Records from a data collection:

- - - - - - -

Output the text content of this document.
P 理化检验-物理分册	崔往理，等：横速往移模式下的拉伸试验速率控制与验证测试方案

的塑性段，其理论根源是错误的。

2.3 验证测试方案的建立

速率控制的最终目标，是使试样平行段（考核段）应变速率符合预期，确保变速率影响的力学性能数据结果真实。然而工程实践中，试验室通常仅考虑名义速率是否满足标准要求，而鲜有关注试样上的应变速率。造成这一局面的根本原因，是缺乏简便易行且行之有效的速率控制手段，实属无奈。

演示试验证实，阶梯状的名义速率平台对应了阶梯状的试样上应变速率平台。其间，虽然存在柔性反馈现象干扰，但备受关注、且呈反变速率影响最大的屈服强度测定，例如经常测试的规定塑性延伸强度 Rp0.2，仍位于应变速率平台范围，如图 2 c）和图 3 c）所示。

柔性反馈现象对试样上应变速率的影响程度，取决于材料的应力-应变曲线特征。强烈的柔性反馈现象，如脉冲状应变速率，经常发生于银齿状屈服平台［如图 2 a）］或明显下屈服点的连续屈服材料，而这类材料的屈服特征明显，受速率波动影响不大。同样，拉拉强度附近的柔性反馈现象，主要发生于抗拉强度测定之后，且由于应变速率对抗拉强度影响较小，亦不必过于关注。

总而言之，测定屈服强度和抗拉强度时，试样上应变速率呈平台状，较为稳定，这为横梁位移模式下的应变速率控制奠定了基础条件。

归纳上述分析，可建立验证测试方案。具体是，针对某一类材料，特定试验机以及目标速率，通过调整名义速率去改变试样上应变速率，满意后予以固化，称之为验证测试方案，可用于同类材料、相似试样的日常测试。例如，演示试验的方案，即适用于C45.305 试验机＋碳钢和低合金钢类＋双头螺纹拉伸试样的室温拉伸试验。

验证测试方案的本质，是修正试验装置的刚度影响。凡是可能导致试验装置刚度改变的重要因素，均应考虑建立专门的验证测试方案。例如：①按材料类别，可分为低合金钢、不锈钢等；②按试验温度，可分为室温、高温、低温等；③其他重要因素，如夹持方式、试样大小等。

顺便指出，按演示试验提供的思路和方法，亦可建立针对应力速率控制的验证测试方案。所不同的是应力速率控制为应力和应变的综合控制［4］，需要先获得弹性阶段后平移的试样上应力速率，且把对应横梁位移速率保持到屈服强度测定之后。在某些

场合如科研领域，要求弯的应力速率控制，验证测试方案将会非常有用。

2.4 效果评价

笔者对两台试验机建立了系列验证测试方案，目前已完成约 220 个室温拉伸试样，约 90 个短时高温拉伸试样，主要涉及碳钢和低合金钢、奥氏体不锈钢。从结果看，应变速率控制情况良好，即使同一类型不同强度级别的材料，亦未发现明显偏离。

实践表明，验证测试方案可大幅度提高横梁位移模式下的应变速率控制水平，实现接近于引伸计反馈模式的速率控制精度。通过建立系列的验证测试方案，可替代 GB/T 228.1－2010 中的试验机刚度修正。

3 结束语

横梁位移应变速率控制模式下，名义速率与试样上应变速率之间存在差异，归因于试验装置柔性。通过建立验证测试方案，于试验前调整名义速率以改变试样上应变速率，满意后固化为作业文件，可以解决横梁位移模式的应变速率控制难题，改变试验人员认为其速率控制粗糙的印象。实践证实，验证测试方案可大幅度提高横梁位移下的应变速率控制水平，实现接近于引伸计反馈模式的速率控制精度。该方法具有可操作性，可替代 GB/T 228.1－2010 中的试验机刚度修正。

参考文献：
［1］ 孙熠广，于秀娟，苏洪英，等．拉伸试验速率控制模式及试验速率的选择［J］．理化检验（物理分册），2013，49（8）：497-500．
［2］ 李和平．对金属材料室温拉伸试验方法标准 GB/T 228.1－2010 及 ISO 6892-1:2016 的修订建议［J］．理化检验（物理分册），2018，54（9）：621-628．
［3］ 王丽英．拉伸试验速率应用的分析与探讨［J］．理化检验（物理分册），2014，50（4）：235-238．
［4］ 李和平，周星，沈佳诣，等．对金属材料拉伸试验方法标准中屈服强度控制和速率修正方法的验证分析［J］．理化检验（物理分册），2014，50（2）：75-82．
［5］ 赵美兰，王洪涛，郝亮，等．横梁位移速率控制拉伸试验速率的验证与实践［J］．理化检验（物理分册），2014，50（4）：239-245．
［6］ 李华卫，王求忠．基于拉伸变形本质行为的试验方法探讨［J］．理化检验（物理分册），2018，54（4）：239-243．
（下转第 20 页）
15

- - - - - - -

Set out every line from the material that contains the string "理化检验".

P 理化检验-物理分册	崔往理，等：横速往移模式下的拉伸试验速率控制与验证测试方案
［1］ 孙熠广，于秀娟，苏洪英，等．拉伸试验速率控制模式及试验速率的选择［J］．理化检验（物理分册），2013，49（8）：497-500．
［2］ 李和平．对金属材料室温拉伸试验方法标准 GB/T 228.1－2010 及 ISO 6892-1:2016 的修订建议［J］．理化检验（物理分册），2018，54（9）：621-628．
［3］ 王丽英．拉伸试验速率应用的分析与探讨［J］．理化检验（物理分册），2014，50（4）：235-238．
［4］ 李和平，周星，沈佳诣，等．对金属材料拉伸试验方法标准中屈服强度控制和速率修正方法的验证分析［J］．理化检验（物理分册），2014，50（2）：75-82．
［5］ 赵美兰，王洪涛，郝亮，等．横梁位移速率控制拉伸试验速率的验证与实践［J］．理化检验（物理分册），2014，50（4）：239-245．
［6］ 李华卫，王求忠．基于拉伸变形本质行为的试验方法探讨［J］．理化检验（物理分册），2018，54（4）：239-243．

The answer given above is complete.